- _Dataset rows about figures_
---+---

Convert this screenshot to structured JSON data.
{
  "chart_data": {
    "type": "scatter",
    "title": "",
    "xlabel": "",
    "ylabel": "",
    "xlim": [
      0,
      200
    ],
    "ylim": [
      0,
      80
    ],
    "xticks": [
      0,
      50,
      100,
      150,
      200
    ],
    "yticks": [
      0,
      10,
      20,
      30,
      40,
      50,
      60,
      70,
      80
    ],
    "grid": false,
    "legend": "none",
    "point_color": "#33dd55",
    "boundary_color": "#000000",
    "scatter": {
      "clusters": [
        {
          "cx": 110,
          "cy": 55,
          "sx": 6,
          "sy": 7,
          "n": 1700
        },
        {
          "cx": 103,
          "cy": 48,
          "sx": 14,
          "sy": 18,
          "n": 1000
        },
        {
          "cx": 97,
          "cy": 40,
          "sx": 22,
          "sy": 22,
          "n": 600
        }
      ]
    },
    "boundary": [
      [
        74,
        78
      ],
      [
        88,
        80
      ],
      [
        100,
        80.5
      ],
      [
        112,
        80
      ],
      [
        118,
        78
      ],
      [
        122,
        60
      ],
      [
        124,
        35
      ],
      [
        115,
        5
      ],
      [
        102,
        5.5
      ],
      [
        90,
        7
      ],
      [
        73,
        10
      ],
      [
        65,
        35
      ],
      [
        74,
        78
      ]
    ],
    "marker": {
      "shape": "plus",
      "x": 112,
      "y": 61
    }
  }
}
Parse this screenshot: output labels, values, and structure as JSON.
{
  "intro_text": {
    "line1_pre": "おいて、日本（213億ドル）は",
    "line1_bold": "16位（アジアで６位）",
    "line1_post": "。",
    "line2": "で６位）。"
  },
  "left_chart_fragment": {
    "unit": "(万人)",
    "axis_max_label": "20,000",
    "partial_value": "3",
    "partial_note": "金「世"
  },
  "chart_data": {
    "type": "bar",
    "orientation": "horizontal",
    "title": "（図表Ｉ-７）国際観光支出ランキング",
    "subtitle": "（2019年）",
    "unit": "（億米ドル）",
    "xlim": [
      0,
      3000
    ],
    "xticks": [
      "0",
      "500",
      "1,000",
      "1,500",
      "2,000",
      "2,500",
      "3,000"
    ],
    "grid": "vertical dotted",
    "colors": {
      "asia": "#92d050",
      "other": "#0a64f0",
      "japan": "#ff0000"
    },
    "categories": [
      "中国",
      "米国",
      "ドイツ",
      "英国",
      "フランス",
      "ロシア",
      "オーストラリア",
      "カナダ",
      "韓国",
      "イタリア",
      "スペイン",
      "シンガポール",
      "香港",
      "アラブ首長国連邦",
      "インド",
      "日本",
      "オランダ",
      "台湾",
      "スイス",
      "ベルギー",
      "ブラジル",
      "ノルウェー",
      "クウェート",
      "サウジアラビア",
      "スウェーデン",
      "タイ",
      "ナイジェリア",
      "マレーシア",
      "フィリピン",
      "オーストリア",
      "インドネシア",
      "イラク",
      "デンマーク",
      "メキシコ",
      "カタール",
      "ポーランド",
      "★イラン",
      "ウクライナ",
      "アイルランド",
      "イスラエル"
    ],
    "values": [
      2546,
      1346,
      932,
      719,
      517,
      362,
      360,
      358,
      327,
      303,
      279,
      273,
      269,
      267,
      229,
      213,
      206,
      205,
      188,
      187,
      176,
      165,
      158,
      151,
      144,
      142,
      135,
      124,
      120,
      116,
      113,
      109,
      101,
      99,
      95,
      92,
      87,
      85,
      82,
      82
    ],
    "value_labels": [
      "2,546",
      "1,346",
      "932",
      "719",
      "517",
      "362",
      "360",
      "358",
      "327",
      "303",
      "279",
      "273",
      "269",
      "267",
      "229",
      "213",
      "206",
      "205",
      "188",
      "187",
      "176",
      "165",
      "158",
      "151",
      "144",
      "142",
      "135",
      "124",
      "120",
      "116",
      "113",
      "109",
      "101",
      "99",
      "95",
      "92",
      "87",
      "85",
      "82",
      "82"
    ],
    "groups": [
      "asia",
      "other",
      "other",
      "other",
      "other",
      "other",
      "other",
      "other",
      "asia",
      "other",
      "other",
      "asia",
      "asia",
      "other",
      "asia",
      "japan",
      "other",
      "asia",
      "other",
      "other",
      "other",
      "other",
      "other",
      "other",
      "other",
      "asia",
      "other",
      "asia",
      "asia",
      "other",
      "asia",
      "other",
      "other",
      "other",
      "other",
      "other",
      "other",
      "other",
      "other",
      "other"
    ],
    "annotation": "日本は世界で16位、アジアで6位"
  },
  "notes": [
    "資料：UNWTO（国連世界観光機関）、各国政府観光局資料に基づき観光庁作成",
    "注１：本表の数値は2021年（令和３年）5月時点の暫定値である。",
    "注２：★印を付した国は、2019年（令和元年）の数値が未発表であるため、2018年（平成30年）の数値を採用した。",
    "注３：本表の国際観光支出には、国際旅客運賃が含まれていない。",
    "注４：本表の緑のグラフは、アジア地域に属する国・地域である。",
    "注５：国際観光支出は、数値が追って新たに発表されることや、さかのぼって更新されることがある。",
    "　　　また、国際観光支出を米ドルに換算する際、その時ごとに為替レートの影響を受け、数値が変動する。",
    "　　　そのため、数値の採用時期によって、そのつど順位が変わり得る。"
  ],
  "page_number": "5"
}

---+---

- _What you need to do_
Identify each line of the material where the word "values" shows up, and copy it.

- _Output_
Parse this screenshot: output labels, values, and structure as JSON.
    "values": [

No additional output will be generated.